Data records
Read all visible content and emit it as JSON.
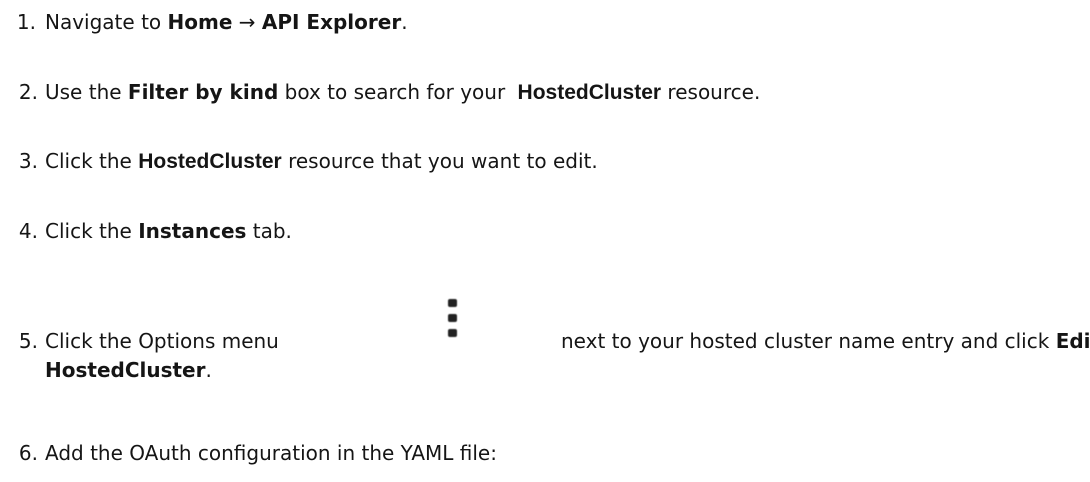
{
  "steps": [
    {
      "number": "1.",
      "parts": [
        "Navigate to ",
        "Home",
        " → ",
        "API Explorer",
        "."
      ]
    },
    {
      "number": "2.",
      "parts": [
        "Use the ",
        "Filter by kind",
        " box to search for your ",
        "HostedCluster",
        " resource."
      ]
    },
    {
      "number": "3.",
      "parts": [
        "Click the ",
        "HostedCluster",
        " resource that you want to edit."
      ]
    },
    {
      "number": "4.",
      "parts": [
        "Click the ",
        "Instances",
        " tab."
      ]
    },
    {
      "number": "5.",
      "parts": [
        "Click the Options menu",
        "next to your hosted cluster name entry and click ",
        "Edit",
        "HostedCluster",
        "."
      ],
      "icon": "kebab-menu-icon"
    },
    {
      "number": "6.",
      "parts": [
        "Add the OAuth configuration in the YAML file:"
      ]
    }
  ]
}
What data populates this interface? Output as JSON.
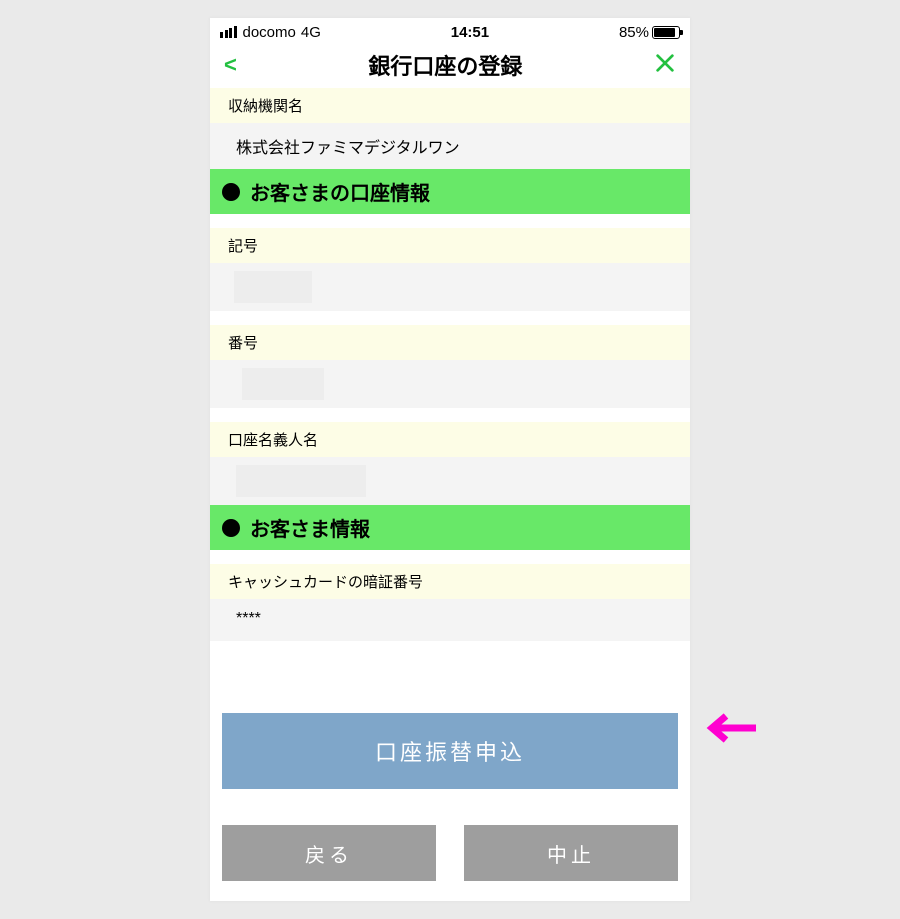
{
  "status": {
    "carrier": "docomo",
    "network": "4G",
    "time": "14:51",
    "battery_pct": "85%"
  },
  "header": {
    "back": "<",
    "title": "銀行口座の登録"
  },
  "org": {
    "label": "収納機関名",
    "value": "株式会社ファミマデジタルワン"
  },
  "section1": {
    "title": "お客さまの口座情報"
  },
  "kigo": {
    "label": "記号"
  },
  "bango": {
    "label": "番号"
  },
  "holder": {
    "label": "口座名義人名"
  },
  "section2": {
    "title": "お客さま情報"
  },
  "pin": {
    "label": "キャッシュカードの暗証番号",
    "value": "****"
  },
  "buttons": {
    "primary": "口座振替申込",
    "back": "戻る",
    "cancel": "中止"
  }
}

- _TASK TO CARRY OUT_: Quote every record above exactly, leaving out the pictures.

- _TASK SOLUTION_:
Read all visible content and emit it as JSON.
{
  "steps": [
    {
      "number": "1.",
      "parts": [
        "Navigate to ",
        "Home",
        " → ",
        "API Explorer",
        "."
      ]
    },
    {
      "number": "2.",
      "parts": [
        "Use the ",
        "Filter by kind",
        " box to search for your ",
        "HostedCluster",
        " resource."
      ]
    },
    {
      "number": "3.",
      "parts": [
        "Click the ",
        "HostedCluster",
        " resource that you want to edit."
      ]
    },
    {
      "number": "4.",
      "parts": [
        "Click the ",
        "Instances",
        " tab."
      ]
    },
    {
      "number": "5.",
      "parts": [
        "Click the Options menu",
        "next to your hosted cluster name entry and click ",
        "Edit",
        "HostedCluster",
        "."
      ],
      "icon": "kebab-menu-icon"
    },
    {
      "number": "6.",
      "parts": [
        "Add the OAuth configuration in the YAML file:"
      ]
    }
  ]
}
What data populates this interface? Output as JSON.
{
  "status": {
    "carrier": "docomo",
    "network": "4G",
    "time": "14:51",
    "battery_pct": "85%"
  },
  "header": {
    "back": "<",
    "title": "銀行口座の登録"
  },
  "org": {
    "label": "収納機関名",
    "value": "株式会社ファミマデジタルワン"
  },
  "section1": {
    "title": "お客さまの口座情報"
  },
  "kigo": {
    "label": "記号"
  },
  "bango": {
    "label": "番号"
  },
  "holder": {
    "label": "口座名義人名"
  },
  "section2": {
    "title": "お客さま情報"
  },
  "pin": {
    "label": "キャッシュカードの暗証番号",
    "value": "****"
  },
  "buttons": {
    "primary": "口座振替申込",
    "back": "戻る",
    "cancel": "中止"
  }
}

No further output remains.